# Input:
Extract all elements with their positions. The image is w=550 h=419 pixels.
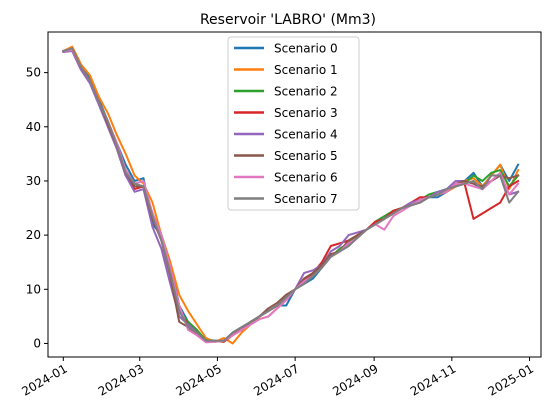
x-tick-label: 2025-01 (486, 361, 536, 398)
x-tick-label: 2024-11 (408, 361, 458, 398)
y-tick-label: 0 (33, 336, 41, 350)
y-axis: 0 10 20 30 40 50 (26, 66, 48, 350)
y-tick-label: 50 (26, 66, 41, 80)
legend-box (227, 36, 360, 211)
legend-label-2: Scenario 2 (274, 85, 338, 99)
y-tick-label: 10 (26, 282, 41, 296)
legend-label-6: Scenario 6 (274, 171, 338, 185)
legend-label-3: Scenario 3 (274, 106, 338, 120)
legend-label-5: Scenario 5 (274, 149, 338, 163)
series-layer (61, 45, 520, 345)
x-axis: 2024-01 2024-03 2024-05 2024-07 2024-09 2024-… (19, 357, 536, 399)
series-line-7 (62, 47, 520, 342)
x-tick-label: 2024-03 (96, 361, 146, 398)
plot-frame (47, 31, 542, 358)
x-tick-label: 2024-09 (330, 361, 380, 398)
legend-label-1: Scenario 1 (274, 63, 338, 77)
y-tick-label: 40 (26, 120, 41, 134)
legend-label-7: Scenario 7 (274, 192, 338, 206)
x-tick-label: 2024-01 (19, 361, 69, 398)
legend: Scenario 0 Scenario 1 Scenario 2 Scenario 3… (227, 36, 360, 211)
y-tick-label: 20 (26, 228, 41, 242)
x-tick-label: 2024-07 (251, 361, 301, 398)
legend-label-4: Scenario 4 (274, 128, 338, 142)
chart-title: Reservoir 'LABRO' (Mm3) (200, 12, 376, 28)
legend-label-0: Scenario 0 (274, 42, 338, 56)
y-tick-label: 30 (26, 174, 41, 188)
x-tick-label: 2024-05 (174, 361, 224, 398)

---

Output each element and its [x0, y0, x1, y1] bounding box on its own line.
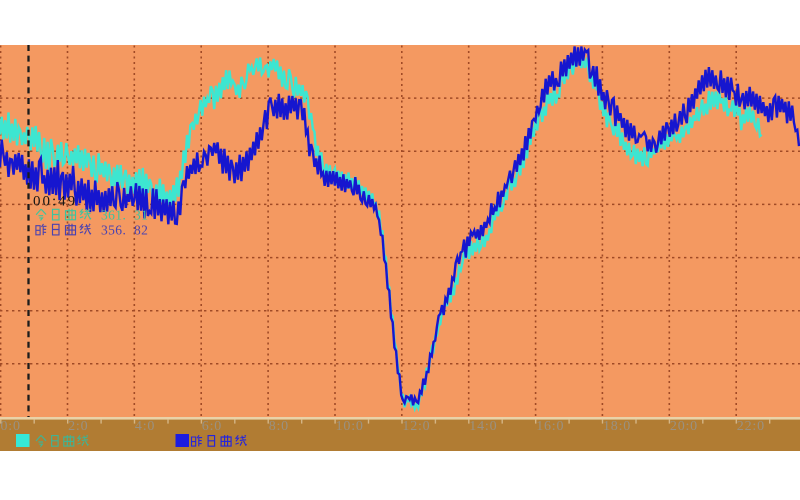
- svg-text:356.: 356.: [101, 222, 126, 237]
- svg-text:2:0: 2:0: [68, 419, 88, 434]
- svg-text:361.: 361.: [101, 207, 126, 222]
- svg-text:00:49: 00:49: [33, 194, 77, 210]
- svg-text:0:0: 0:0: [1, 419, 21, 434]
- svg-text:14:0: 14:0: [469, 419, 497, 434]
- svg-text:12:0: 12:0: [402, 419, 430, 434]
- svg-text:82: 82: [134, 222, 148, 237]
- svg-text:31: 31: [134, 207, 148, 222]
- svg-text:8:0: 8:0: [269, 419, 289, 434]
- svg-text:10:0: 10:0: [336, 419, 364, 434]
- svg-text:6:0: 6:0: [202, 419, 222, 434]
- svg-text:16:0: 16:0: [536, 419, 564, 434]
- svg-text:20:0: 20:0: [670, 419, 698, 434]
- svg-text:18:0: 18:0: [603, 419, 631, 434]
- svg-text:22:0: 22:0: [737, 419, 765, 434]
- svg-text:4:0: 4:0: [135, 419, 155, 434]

# Required task:
Take the lines from the one containing "- svg-text:356.: 356.: [101, 222, 126, 237]" through the one containing "- svg-text:31: 31: [134, 207, 148, 222]" and switch every "svg-text" to "text-label". Keep everything else the same, and return only those lines.

# Full response:
- text-label:356.: 356.: [101, 222, 126, 237]
- text-label:2:0: 2:0: [68, 419, 88, 434]
- text-label:361.: 361.: [101, 207, 126, 222]
- text-label:00:49: 00:49: [33, 194, 77, 210]
- text-label:0:0: 0:0: [1, 419, 21, 434]
- text-label:14:0: 14:0: [469, 419, 497, 434]
- text-label:12:0: 12:0: [402, 419, 430, 434]
- text-label:82: 82: [134, 222, 148, 237]
- text-label:31: 31: [134, 207, 148, 222]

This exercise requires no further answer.